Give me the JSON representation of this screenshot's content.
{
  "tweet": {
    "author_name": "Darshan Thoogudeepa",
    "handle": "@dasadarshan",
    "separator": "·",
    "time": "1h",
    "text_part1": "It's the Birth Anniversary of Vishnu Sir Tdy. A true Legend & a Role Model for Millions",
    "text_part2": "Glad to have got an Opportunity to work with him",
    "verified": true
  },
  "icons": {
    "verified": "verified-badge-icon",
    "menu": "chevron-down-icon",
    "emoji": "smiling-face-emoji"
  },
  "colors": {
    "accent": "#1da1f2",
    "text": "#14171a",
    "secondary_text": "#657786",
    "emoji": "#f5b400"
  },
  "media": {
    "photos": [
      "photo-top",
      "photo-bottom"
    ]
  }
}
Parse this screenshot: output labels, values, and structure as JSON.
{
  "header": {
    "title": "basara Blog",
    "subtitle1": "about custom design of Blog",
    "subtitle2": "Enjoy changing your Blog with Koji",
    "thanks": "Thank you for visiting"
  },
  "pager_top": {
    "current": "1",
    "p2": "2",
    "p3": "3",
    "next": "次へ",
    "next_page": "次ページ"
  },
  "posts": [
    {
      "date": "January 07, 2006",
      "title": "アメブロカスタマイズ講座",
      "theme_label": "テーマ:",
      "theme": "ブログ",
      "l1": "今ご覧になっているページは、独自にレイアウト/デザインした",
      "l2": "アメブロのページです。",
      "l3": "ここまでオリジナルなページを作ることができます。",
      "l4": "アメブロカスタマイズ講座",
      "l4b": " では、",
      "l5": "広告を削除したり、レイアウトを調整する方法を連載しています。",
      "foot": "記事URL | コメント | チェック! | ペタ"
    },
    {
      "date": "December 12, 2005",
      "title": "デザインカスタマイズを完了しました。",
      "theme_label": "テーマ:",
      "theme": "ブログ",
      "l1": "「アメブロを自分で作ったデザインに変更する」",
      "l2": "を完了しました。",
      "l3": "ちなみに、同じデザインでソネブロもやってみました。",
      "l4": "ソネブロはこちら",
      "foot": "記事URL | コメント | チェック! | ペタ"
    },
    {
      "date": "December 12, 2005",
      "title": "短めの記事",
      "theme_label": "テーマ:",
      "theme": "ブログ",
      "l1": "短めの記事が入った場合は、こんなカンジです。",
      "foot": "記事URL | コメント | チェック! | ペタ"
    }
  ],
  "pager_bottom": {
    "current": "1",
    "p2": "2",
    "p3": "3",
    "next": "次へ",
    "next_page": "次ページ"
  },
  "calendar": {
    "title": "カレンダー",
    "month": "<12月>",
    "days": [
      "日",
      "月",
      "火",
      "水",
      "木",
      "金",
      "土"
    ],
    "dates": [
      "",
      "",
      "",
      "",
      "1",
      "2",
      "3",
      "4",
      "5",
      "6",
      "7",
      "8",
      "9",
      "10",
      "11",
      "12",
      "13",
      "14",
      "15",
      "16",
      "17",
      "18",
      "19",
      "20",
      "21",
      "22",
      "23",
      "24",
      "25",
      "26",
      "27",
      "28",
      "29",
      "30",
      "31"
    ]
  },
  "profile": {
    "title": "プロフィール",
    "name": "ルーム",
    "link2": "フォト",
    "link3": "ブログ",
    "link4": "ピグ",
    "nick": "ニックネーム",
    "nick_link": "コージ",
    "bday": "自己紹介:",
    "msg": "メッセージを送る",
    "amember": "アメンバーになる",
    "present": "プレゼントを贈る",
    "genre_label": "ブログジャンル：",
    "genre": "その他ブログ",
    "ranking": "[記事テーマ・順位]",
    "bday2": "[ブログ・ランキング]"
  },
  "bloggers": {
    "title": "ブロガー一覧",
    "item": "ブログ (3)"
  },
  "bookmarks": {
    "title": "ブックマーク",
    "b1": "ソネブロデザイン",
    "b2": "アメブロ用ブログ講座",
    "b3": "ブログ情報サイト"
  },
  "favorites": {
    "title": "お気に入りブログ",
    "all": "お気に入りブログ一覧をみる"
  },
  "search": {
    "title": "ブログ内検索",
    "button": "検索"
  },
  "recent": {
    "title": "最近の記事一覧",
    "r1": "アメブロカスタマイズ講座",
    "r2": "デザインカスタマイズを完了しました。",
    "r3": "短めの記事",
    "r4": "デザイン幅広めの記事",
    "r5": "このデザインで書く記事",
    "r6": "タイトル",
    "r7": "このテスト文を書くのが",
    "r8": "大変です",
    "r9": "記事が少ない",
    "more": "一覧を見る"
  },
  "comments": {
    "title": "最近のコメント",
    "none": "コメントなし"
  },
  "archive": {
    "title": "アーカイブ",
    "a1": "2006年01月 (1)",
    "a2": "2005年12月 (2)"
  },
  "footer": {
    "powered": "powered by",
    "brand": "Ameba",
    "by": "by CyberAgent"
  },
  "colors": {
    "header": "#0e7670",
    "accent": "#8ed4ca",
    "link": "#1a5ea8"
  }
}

**Stated goal:** All the data must be duplicated exactly, with nothing added or removed.

**Exercise answer:**
Give me the JSON representation of this screenshot's content.
{
  "tweet": {
    "author_name": "Darshan Thoogudeepa",
    "handle": "@dasadarshan",
    "separator": "·",
    "time": "1h",
    "text_part1": "It's the Birth Anniversary of Vishnu Sir Tdy. A true Legend & a Role Model for Millions",
    "text_part2": "Glad to have got an Opportunity to work with him",
    "verified": true
  },
  "icons": {
    "verified": "verified-badge-icon",
    "menu": "chevron-down-icon",
    "emoji": "smiling-face-emoji"
  },
  "colors": {
    "accent": "#1da1f2",
    "text": "#14171a",
    "secondary_text": "#657786",
    "emoji": "#f5b400"
  },
  "media": {
    "photos": [
      "photo-top",
      "photo-bottom"
    ]
  }
}
Parse this screenshot: output labels, values, and structure as JSON.
{
  "header": {
    "title": "basara Blog",
    "subtitle1": "about custom design of Blog",
    "subtitle2": "Enjoy changing your Blog with Koji",
    "thanks": "Thank you for visiting"
  },
  "pager_top": {
    "current": "1",
    "p2": "2",
    "p3": "3",
    "next": "次へ",
    "next_page": "次ページ"
  },
  "posts": [
    {
      "date": "January 07, 2006",
      "title": "アメブロカスタマイズ講座",
      "theme_label": "テーマ:",
      "theme": "ブログ",
      "l1": "今ご覧になっているページは、独自にレイアウト/デザインした",
      "l2": "アメブロのページです。",
      "l3": "ここまでオリジナルなページを作ることができます。",
      "l4": "アメブロカスタマイズ講座",
      "l4b": " では、",
      "l5": "広告を削除したり、レイアウトを調整する方法を連載しています。",
      "foot": "記事URL | コメント | チェック! | ペタ"
    },
    {
      "date": "December 12, 2005",
      "title": "デザインカスタマイズを完了しました。",
      "theme_label": "テーマ:",
      "theme": "ブログ",
      "l1": "「アメブロを自分で作ったデザインに変更する」",
      "l2": "を完了しました。",
      "l3": "ちなみに、同じデザインでソネブロもやってみました。",
      "l4": "ソネブロはこちら",
      "foot": "記事URL | コメント | チェック! | ペタ"
    },
    {
      "date": "December 12, 2005",
      "title": "短めの記事",
      "theme_label": "テーマ:",
      "theme": "ブログ",
      "l1": "短めの記事が入った場合は、こんなカンジです。",
      "foot": "記事URL | コメント | チェック! | ペタ"
    }
  ],
  "pager_bottom": {
    "current": "1",
    "p2": "2",
    "p3": "3",
    "next": "次へ",
    "next_page": "次ページ"
  },
  "calendar": {
    "title": "カレンダー",
    "month": "<12月>",
    "days": [
      "日",
      "月",
      "火",
      "水",
      "木",
      "金",
      "土"
    ],
    "dates": [
      "",
      "",
      "",
      "",
      "1",
      "2",
      "3",
      "4",
      "5",
      "6",
      "7",
      "8",
      "9",
      "10",
      "11",
      "12",
      "13",
      "14",
      "15",
      "16",
      "17",
      "18",
      "19",
      "20",
      "21",
      "22",
      "23",
      "24",
      "25",
      "26",
      "27",
      "28",
      "29",
      "30",
      "31"
    ]
  },
  "profile": {
    "title": "プロフィール",
    "name": "ルーム",
    "link2": "フォト",
    "link3": "ブログ",
    "link4": "ピグ",
    "nick": "ニックネーム",
    "nick_link": "コージ",
    "bday": "自己紹介:",
    "msg": "メッセージを送る",
    "amember": "アメンバーになる",
    "present": "プレゼントを贈る",
    "genre_label": "ブログジャンル：",
    "genre": "その他ブログ",
    "ranking": "[記事テーマ・順位]",
    "bday2": "[ブログ・ランキング]"
  },
  "bloggers": {
    "title": "ブロガー一覧",
    "item": "ブログ (3)"
  },
  "bookmarks": {
    "title": "ブックマーク",
    "b1": "ソネブロデザイン",
    "b2": "アメブロ用ブログ講座",
    "b3": "ブログ情報サイト"
  },
  "favorites": {
    "title": "お気に入りブログ",
    "all": "お気に入りブログ一覧をみる"
  },
  "search": {
    "title": "ブログ内検索",
    "button": "検索"
  },
  "recent": {
    "title": "最近の記事一覧",
    "r1": "アメブロカスタマイズ講座",
    "r2": "デザインカスタマイズを完了しました。",
    "r3": "短めの記事",
    "r4": "デザイン幅広めの記事",
    "r5": "このデザインで書く記事",
    "r6": "タイトル",
    "r7": "このテスト文を書くのが",
    "r8": "大変です",
    "r9": "記事が少ない",
    "more": "一覧を見る"
  },
  "comments": {
    "title": "最近のコメント",
    "none": "コメントなし"
  },
  "archive": {
    "title": "アーカイブ",
    "a1": "2006年01月 (1)",
    "a2": "2005年12月 (2)"
  },
  "footer": {
    "powered": "powered by",
    "brand": "Ameba",
    "by": "by CyberAgent"
  },
  "colors": {
    "header": "#0e7670",
    "accent": "#8ed4ca",
    "link": "#1a5ea8"
  }
}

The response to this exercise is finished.